Faire une omelette sans casser des œufs. Pas facile. A vrai dire, je n’ai jamais essayé. Mais il y a des choses comme ça, qu’on essaie même pas. Parce qu’on est certain qu’elles sont impossibles à réaliser. Comme dormir les yeux ouverts. Monter les escaliers en les descendant. Parler sans rien dire. Heu non. Ca c’est possible. J’ai déjà croisé des gens capables de parler des heures durant, alors qu’ils n’avaient rien à dire. Mais quand même, faire une omelette sans casser des œufs, ça c’est plus dur. D’ailleurs, même l’imaginaire a du mal à produire une telle image qui bute sur les lois de la chimie sommaire. Peut – être, Sora y arrivera t’elle si on lui demande. Mais ça restera virtuel. Dans le vrai monde, celui où on peut se cogner, il est impossible de faire une omelette sans casser des œufs.
A moins de mentir sur la marchandise ? Par exemple, si on n’utilise pas vraiment des œufs pondus pour faire l’omelette, mais des œufs vegan (marque Papondu…). Mais dans ce cas là, on triche un peu quand même. Ou bien on fait pas vraiment une omelette, mais un truc qui ressemble vaguement de loin, genre une polenta. Ou encore, on casse les œufs en cachette, mais on dit qu’on a rien cassé du tout. « Mais non, le bruit c’est ma poêle qui couine ». Mieux encore, on fait pas d’omelette mais on dit qu’on l’a faite. « fermez les yeux, et régalez – vous ». Genre de vérité alternative. Plus c’est gros plus ça passe, dit – on. Mais quand même, si on est pas trop débile, on finit par se convaincre assez rapidement que faire une omelette sans casser des œufs, c’est pas possible, même avec de l’entrainement.

● **LIGNES DE DONNÉES**:
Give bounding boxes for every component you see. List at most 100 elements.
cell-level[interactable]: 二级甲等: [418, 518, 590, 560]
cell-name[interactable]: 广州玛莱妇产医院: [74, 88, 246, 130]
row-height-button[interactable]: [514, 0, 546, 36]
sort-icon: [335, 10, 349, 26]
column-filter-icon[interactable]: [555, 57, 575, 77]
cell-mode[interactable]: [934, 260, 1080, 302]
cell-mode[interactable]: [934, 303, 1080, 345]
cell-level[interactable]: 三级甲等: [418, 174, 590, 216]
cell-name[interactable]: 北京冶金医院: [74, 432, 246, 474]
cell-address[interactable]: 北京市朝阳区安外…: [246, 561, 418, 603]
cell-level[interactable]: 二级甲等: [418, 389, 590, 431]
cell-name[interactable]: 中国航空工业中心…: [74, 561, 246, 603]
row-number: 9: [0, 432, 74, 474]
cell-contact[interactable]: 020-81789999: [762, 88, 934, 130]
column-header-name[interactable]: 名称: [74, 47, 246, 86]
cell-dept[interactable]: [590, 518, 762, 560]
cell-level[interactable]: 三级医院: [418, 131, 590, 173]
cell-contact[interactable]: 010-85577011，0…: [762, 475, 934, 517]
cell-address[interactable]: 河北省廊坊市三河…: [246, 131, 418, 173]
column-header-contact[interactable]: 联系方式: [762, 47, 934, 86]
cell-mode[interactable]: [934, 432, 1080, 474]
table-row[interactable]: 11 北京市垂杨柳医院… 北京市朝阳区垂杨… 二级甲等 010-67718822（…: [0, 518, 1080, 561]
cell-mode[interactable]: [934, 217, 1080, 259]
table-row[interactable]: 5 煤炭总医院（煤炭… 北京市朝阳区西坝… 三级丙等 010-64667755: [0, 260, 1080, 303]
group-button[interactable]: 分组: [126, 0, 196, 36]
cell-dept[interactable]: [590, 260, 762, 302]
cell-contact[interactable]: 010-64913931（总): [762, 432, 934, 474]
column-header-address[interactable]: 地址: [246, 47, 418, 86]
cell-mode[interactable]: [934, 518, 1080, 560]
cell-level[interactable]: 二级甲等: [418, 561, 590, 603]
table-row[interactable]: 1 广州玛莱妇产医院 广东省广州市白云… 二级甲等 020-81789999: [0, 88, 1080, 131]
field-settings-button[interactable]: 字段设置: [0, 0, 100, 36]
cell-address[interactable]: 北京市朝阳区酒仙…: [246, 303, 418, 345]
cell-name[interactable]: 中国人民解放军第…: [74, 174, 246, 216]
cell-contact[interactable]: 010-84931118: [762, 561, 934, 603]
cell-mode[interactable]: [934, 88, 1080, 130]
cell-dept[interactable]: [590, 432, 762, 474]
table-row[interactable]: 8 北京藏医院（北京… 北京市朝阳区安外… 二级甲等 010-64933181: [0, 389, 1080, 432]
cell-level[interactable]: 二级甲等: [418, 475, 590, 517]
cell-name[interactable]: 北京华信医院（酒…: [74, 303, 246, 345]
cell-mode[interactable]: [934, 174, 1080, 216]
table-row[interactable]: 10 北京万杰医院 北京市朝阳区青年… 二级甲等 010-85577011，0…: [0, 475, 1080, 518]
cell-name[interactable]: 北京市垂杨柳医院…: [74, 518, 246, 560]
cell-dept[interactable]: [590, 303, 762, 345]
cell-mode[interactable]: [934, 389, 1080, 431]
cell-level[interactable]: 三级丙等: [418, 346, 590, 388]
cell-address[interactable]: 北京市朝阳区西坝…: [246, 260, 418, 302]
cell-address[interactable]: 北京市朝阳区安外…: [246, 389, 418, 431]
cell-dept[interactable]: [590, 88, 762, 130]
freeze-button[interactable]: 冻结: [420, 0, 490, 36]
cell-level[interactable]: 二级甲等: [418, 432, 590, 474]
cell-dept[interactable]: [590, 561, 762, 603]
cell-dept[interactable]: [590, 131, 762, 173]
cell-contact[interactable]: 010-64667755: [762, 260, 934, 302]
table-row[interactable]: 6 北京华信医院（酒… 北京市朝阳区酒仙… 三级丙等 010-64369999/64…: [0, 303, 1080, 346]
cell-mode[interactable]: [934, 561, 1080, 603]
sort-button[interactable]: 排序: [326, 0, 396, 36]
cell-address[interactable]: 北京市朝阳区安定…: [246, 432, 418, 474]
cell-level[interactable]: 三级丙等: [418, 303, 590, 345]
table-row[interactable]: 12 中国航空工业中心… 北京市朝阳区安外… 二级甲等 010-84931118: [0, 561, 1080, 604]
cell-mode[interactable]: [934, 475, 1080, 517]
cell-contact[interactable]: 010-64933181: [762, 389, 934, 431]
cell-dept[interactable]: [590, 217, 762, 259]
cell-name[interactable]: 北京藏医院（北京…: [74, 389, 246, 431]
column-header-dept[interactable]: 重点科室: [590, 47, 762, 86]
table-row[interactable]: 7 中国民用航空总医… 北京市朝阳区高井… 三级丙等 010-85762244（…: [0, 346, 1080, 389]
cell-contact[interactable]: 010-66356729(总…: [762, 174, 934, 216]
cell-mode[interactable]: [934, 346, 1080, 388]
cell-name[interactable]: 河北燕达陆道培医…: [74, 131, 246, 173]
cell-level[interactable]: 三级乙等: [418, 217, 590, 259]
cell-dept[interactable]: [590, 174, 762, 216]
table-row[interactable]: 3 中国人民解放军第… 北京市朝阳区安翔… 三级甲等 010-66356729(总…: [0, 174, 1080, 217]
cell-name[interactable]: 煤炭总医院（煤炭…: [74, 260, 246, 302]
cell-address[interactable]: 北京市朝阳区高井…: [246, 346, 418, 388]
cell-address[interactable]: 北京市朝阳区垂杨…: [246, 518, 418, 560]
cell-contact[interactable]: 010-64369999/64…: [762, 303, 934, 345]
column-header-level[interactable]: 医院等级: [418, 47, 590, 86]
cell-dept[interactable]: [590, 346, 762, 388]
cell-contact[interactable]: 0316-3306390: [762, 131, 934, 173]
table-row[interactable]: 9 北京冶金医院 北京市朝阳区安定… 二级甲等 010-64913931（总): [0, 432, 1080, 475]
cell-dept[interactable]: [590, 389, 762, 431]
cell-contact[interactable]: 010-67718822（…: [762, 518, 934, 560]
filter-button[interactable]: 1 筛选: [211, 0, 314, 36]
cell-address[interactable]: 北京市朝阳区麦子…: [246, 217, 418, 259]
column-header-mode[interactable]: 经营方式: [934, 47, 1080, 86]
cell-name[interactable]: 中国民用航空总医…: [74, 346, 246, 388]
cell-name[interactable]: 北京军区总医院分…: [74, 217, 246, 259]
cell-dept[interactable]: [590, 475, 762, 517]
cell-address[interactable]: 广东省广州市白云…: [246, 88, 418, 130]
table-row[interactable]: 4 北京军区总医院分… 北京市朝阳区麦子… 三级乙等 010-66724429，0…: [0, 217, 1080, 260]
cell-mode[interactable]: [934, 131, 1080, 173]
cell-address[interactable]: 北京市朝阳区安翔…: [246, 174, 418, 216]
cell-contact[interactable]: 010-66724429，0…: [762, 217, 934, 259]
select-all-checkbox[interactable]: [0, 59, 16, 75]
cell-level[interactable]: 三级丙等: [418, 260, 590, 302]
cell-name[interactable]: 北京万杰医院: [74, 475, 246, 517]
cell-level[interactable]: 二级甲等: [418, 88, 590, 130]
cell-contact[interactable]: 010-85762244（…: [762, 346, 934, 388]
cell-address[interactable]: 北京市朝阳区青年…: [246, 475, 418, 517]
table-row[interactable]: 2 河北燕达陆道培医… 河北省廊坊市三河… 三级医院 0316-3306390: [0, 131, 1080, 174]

● **CONSIGNE**:
Traduisez en anglais, s'il vous plaît, cette phrase du texte sur l'omelette : « Dans le vrai monde, celui où on peut se cogner, il est impossible de faire une omelette sans casser des œufs. » Vous n'avez pas besoin des lignes.

● **VOTRE RÉPONSE**:
In the real world, the one where you can bump into things, it is impossible to make an omelet without breaking eggs.